To do: Only lines holding the word "adelante" should be copied from the material.

Records shown:
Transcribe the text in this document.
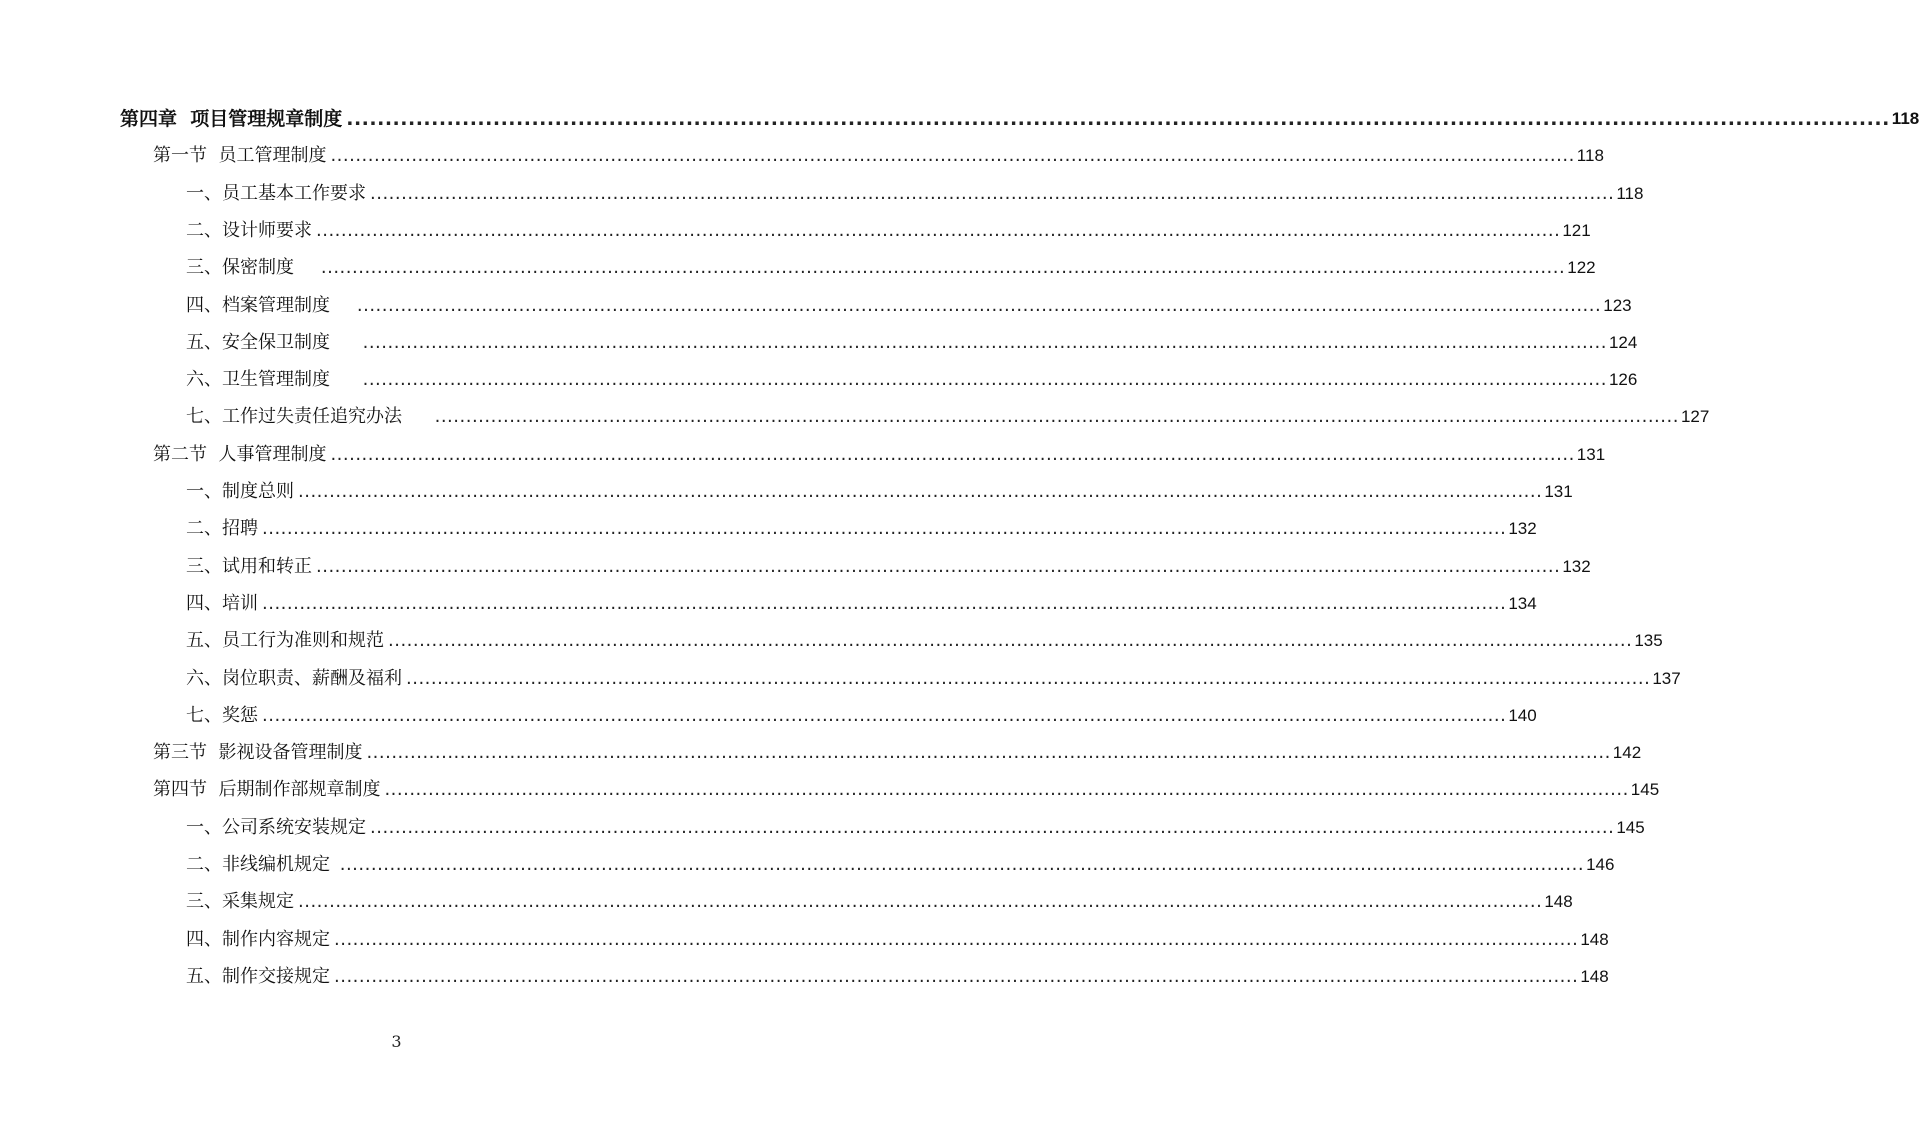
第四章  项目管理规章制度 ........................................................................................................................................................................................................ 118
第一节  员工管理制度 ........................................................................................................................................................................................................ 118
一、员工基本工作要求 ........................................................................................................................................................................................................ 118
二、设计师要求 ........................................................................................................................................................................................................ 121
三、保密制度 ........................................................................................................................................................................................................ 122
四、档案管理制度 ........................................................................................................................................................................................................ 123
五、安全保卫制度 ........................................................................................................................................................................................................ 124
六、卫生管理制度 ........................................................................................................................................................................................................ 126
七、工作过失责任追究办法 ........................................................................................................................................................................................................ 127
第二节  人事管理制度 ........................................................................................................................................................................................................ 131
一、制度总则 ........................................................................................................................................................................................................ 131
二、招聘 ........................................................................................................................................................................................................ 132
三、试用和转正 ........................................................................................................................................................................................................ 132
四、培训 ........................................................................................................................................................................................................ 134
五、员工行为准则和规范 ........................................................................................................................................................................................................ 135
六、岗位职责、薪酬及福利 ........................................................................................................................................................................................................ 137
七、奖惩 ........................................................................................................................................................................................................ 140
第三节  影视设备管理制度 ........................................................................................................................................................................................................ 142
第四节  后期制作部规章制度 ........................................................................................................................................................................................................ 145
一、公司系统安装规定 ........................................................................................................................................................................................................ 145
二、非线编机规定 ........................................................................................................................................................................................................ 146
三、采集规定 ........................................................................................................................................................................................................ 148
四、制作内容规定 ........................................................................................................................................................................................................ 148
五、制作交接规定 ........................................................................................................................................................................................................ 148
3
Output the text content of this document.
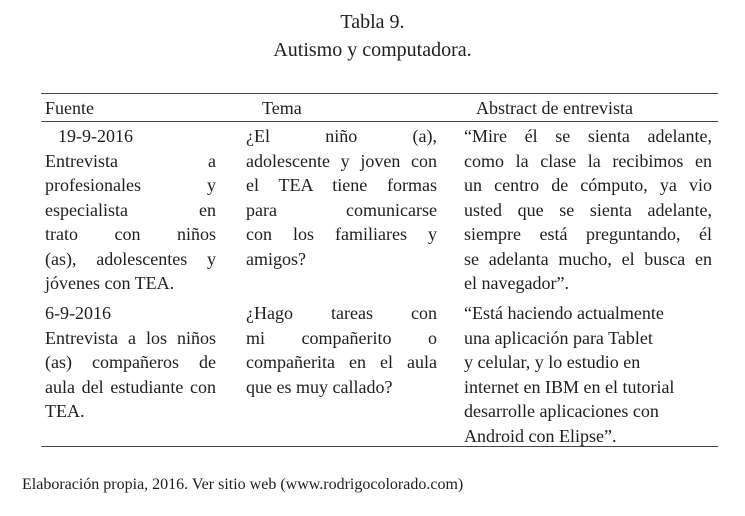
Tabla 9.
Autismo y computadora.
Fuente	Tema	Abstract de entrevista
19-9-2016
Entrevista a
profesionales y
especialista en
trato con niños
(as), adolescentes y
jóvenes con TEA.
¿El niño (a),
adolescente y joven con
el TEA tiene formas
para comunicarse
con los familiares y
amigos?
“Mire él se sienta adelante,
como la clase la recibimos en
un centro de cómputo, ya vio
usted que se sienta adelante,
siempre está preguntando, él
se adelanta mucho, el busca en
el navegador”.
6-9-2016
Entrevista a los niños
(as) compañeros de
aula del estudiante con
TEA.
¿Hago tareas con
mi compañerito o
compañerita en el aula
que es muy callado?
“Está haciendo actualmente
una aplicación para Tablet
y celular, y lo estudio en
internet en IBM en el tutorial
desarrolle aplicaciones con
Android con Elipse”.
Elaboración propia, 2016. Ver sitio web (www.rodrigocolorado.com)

...

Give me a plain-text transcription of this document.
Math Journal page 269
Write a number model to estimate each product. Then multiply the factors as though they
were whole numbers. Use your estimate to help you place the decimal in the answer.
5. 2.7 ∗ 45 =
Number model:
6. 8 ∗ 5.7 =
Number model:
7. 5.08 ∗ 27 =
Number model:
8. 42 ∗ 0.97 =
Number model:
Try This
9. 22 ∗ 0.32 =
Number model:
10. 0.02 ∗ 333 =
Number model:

Result:
“Mire él se sienta adelante,
usted que se sienta adelante,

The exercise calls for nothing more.